Goal
In the material below, list every line carrying the string "test".

Material for this exercise
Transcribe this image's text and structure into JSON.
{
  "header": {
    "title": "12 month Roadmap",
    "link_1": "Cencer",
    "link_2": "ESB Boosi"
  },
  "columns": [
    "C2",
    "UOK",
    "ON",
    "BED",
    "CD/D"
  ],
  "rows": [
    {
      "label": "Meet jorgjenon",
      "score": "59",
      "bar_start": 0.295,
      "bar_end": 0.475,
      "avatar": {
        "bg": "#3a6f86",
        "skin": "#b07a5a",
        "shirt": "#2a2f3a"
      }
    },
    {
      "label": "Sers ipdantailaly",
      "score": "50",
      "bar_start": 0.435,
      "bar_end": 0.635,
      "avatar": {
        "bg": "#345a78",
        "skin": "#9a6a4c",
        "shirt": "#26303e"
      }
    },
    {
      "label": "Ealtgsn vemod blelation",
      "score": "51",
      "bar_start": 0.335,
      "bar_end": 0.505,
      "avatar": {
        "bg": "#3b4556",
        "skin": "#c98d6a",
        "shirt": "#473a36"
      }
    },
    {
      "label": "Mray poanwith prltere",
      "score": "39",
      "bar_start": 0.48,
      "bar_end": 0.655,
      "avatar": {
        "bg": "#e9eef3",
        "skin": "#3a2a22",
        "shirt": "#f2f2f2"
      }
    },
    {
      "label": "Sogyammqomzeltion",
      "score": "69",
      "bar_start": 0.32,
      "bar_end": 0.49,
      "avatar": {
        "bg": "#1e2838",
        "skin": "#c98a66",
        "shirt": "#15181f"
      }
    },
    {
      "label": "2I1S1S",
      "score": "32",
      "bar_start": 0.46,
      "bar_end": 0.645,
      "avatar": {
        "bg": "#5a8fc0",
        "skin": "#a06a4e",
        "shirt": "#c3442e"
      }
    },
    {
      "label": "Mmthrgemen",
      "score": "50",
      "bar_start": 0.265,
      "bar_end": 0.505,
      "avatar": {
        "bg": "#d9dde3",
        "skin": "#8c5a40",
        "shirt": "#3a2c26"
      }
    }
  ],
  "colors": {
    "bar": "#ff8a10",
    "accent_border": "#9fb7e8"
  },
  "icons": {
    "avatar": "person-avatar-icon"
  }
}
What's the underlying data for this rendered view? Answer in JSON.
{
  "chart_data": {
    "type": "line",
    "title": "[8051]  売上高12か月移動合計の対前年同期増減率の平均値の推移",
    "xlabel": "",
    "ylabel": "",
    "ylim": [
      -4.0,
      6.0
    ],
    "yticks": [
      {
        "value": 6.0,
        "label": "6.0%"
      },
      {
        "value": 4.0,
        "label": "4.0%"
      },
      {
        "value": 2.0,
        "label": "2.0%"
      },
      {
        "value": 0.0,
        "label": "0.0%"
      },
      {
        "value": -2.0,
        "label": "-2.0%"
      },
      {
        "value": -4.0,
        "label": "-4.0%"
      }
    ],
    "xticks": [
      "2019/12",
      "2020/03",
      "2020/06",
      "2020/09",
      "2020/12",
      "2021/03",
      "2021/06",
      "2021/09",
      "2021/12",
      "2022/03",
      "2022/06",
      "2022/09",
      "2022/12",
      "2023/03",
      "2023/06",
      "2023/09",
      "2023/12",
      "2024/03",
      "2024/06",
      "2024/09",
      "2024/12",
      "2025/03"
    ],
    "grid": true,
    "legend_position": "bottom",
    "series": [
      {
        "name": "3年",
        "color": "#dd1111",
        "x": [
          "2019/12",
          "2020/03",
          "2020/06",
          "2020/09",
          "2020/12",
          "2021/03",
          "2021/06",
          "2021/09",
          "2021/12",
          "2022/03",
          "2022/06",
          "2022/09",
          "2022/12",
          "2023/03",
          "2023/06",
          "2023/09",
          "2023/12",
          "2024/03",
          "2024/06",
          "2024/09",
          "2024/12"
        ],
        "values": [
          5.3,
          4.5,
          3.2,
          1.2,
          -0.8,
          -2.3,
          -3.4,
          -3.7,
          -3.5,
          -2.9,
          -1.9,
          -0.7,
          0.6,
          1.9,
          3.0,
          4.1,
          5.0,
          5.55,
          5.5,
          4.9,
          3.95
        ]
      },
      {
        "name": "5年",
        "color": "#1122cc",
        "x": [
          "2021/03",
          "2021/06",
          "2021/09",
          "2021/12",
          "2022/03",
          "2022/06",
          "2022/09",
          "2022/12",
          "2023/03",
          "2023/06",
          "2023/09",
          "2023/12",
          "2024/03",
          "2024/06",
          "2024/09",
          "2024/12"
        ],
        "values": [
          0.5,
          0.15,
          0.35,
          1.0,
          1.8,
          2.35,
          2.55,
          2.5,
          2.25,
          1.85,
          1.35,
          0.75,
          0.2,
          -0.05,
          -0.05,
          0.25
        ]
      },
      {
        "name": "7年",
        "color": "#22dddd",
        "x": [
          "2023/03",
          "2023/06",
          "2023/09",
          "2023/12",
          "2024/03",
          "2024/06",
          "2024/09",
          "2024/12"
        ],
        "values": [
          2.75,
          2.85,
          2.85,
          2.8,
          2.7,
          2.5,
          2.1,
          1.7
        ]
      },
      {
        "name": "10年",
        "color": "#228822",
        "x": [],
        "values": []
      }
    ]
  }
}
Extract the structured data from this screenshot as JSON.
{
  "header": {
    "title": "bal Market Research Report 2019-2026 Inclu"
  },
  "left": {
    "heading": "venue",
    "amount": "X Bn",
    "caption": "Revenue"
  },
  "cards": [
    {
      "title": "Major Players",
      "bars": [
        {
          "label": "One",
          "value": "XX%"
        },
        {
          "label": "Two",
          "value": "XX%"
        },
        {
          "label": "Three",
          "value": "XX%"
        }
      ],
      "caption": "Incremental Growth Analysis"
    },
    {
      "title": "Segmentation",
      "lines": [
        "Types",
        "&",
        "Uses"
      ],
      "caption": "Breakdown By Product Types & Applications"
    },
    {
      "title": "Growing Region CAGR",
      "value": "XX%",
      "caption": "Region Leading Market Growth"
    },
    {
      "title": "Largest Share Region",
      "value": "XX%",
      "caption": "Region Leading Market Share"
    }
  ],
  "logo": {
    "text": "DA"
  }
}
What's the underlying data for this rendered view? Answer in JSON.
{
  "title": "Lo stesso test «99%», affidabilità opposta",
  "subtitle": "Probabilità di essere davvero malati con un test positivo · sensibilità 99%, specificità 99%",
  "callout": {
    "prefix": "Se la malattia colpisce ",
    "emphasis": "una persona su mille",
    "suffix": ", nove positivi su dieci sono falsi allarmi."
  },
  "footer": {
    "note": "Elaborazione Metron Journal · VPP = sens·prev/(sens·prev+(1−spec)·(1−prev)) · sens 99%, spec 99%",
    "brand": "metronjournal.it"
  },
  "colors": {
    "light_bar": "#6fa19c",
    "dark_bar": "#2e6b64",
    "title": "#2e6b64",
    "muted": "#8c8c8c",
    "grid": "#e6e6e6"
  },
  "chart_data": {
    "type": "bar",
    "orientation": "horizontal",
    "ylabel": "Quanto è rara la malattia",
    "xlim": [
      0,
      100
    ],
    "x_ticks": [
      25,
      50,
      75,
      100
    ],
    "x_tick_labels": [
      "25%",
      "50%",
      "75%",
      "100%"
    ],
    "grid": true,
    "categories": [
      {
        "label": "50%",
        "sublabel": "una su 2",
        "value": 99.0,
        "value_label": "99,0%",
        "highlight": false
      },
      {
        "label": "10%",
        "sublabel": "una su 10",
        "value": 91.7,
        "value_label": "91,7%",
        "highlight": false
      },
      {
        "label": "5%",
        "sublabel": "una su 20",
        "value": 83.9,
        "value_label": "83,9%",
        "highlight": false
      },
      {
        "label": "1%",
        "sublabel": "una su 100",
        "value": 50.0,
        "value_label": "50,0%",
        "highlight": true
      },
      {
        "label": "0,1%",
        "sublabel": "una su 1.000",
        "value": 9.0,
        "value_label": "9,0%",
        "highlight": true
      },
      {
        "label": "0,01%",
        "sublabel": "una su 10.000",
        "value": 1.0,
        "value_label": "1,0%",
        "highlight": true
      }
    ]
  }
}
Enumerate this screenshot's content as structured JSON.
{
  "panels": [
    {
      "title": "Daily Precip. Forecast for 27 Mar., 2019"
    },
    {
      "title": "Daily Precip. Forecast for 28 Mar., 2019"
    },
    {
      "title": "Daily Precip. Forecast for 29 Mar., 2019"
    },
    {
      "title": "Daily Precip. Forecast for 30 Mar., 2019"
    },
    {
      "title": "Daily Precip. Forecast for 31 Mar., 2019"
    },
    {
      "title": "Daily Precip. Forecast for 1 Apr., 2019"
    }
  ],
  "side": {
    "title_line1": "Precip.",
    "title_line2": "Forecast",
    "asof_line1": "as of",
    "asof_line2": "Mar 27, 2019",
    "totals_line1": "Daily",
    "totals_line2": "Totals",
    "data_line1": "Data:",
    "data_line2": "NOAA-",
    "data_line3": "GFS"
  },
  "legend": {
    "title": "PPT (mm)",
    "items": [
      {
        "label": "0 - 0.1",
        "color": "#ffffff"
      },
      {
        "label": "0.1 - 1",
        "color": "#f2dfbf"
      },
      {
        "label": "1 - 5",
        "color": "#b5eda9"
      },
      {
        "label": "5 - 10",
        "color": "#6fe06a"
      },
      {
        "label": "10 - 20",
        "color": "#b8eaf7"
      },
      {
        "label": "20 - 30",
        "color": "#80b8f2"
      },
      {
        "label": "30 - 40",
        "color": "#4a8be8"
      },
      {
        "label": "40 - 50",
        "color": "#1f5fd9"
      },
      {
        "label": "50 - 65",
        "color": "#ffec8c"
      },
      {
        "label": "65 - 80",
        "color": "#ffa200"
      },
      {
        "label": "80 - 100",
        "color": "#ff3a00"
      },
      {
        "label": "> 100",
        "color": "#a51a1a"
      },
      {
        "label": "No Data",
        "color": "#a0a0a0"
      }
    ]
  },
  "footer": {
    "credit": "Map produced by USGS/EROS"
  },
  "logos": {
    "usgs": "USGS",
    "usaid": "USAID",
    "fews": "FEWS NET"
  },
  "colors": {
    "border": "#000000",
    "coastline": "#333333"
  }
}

Reply
  "title": "Lo stesso test «99%», affidabilità opposta",
  "subtitle": "Probabilità di essere davvero malati con un test positivo · sensibilità 99%, specificità 99%",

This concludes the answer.